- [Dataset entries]
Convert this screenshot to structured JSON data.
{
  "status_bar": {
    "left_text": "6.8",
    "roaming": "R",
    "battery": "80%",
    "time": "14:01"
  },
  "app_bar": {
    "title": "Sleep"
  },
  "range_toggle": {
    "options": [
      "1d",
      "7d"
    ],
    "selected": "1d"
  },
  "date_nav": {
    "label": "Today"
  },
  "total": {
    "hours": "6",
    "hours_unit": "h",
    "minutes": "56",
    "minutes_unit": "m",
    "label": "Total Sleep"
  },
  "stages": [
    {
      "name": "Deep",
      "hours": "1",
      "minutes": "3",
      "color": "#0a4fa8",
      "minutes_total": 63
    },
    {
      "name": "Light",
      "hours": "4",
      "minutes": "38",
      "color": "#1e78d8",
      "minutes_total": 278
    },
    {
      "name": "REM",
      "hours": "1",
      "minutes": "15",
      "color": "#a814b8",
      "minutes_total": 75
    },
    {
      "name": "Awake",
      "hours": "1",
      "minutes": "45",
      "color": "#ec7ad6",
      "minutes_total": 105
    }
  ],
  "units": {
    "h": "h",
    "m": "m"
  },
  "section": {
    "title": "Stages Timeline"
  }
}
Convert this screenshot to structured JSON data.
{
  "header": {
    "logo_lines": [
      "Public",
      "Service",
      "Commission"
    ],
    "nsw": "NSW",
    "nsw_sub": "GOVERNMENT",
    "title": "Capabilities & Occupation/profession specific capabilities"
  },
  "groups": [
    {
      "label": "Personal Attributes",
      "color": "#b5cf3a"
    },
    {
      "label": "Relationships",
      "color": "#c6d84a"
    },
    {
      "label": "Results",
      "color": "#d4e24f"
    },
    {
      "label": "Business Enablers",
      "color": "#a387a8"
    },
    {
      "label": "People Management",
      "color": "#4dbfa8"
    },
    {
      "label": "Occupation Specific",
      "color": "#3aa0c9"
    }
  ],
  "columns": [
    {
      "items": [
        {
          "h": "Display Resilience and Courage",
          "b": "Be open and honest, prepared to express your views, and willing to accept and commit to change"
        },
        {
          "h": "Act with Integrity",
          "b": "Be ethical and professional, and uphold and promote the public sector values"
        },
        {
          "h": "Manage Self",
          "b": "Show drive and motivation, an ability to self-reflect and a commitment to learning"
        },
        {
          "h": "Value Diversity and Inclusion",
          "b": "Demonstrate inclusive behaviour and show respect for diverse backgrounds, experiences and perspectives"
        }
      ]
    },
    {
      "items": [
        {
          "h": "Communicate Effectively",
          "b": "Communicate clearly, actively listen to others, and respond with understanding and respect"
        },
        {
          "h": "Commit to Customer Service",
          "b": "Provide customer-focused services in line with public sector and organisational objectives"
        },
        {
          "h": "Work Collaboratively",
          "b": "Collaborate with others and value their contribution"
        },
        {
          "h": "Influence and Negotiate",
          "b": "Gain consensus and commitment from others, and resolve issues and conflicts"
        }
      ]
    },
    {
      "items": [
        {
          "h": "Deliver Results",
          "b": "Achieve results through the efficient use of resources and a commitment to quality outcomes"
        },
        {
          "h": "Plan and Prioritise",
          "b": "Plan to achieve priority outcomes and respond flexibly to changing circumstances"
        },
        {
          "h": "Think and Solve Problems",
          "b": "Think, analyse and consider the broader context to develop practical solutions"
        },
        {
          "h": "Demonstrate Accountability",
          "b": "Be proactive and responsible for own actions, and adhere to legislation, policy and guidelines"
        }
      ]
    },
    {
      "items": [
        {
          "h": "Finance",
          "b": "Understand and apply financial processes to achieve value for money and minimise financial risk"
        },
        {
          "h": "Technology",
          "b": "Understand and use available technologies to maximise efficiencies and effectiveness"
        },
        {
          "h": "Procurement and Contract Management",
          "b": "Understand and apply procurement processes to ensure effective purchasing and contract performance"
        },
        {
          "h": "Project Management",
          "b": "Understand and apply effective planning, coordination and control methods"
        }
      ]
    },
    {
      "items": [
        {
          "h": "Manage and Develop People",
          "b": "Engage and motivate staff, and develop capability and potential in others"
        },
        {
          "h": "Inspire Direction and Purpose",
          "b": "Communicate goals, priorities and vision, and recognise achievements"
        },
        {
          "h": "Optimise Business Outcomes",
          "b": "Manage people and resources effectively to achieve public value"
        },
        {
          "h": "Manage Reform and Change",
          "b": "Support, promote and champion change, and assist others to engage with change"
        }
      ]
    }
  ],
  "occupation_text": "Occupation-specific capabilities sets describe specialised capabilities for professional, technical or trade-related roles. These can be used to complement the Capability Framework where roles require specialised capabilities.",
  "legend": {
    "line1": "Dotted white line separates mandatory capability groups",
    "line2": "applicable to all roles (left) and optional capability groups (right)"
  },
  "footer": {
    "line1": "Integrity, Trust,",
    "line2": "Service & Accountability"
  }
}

- [Stated exercise] Restate each record word for word.

- [Exercise answer]
Convert this screenshot to structured JSON data.
{
  "status_bar": {
    "left_text": "6.8",
    "roaming": "R",
    "battery": "80%",
    "time": "14:01"
  },
  "app_bar": {
    "title": "Sleep"
  },
  "range_toggle": {
    "options": [
      "1d",
      "7d"
    ],
    "selected": "1d"
  },
  "date_nav": {
    "label": "Today"
  },
  "total": {
    "hours": "6",
    "hours_unit": "h",
    "minutes": "56",
    "minutes_unit": "m",
    "label": "Total Sleep"
  },
  "stages": [
    {
      "name": "Deep",
      "hours": "1",
      "minutes": "3",
      "color": "#0a4fa8",
      "minutes_total": 63
    },
    {
      "name": "Light",
      "hours": "4",
      "minutes": "38",
      "color": "#1e78d8",
      "minutes_total": 278
    },
    {
      "name": "REM",
      "hours": "1",
      "minutes": "15",
      "color": "#a814b8",
      "minutes_total": 75
    },
    {
      "name": "Awake",
      "hours": "1",
      "minutes": "45",
      "color": "#ec7ad6",
      "minutes_total": 105
    }
  ],
  "units": {
    "h": "h",
    "m": "m"
  },
  "section": {
    "title": "Stages Timeline"
  }
}
Convert this screenshot to structured JSON data.
{
  "header": {
    "logo_lines": [
      "Public",
      "Service",
      "Commission"
    ],
    "nsw": "NSW",
    "nsw_sub": "GOVERNMENT",
    "title": "Capabilities & Occupation/profession specific capabilities"
  },
  "groups": [
    {
      "label": "Personal Attributes",
      "color": "#b5cf3a"
    },
    {
      "label": "Relationships",
      "color": "#c6d84a"
    },
    {
      "label": "Results",
      "color": "#d4e24f"
    },
    {
      "label": "Business Enablers",
      "color": "#a387a8"
    },
    {
      "label": "People Management",
      "color": "#4dbfa8"
    },
    {
      "label": "Occupation Specific",
      "color": "#3aa0c9"
    }
  ],
  "columns": [
    {
      "items": [
        {
          "h": "Display Resilience and Courage",
          "b": "Be open and honest, prepared to express your views, and willing to accept and commit to change"
        },
        {
          "h": "Act with Integrity",
          "b": "Be ethical and professional, and uphold and promote the public sector values"
        },
        {
          "h": "Manage Self",
          "b": "Show drive and motivation, an ability to self-reflect and a commitment to learning"
        },
        {
          "h": "Value Diversity and Inclusion",
          "b": "Demonstrate inclusive behaviour and show respect for diverse backgrounds, experiences and perspectives"
        }
      ]
    },
    {
      "items": [
        {
          "h": "Communicate Effectively",
          "b": "Communicate clearly, actively listen to others, and respond with understanding and respect"
        },
        {
          "h": "Commit to Customer Service",
          "b": "Provide customer-focused services in line with public sector and organisational objectives"
        },
        {
          "h": "Work Collaboratively",
          "b": "Collaborate with others and value their contribution"
        },
        {
          "h": "Influence and Negotiate",
          "b": "Gain consensus and commitment from others, and resolve issues and conflicts"
        }
      ]
    },
    {
      "items": [
        {
          "h": "Deliver Results",
          "b": "Achieve results through the efficient use of resources and a commitment to quality outcomes"
        },
        {
          "h": "Plan and Prioritise",
          "b": "Plan to achieve priority outcomes and respond flexibly to changing circumstances"
        },
        {
          "h": "Think and Solve Problems",
          "b": "Think, analyse and consider the broader context to develop practical solutions"
        },
        {
          "h": "Demonstrate Accountability",
          "b": "Be proactive and responsible for own actions, and adhere to legislation, policy and guidelines"
        }
      ]
    },
    {
      "items": [
        {
          "h": "Finance",
          "b": "Understand and apply financial processes to achieve value for money and minimise financial risk"
        },
        {
          "h": "Technology",
          "b": "Understand and use available technologies to maximise efficiencies and effectiveness"
        },
        {
          "h": "Procurement and Contract Management",
          "b": "Understand and apply procurement processes to ensure effective purchasing and contract performance"
        },
        {
          "h": "Project Management",
          "b": "Understand and apply effective planning, coordination and control methods"
        }
      ]
    },
    {
      "items": [
        {
          "h": "Manage and Develop People",
          "b": "Engage and motivate staff, and develop capability and potential in others"
        },
        {
          "h": "Inspire Direction and Purpose",
          "b": "Communicate goals, priorities and vision, and recognise achievements"
        },
        {
          "h": "Optimise Business Outcomes",
          "b": "Manage people and resources effectively to achieve public value"
        },
        {
          "h": "Manage Reform and Change",
          "b": "Support, promote and champion change, and assist others to engage with change"
        }
      ]
    }
  ],
  "occupation_text": "Occupation-specific capabilities sets describe specialised capabilities for professional, technical or trade-related roles. These can be used to complement the Capability Framework where roles require specialised capabilities.",
  "legend": {
    "line1": "Dotted white line separates mandatory capability groups",
    "line2": "applicable to all roles (left) and optional capability groups (right)"
  },
  "footer": {
    "line1": "Integrity, Trust,",
    "line2": "Service & Accountability"
  }
}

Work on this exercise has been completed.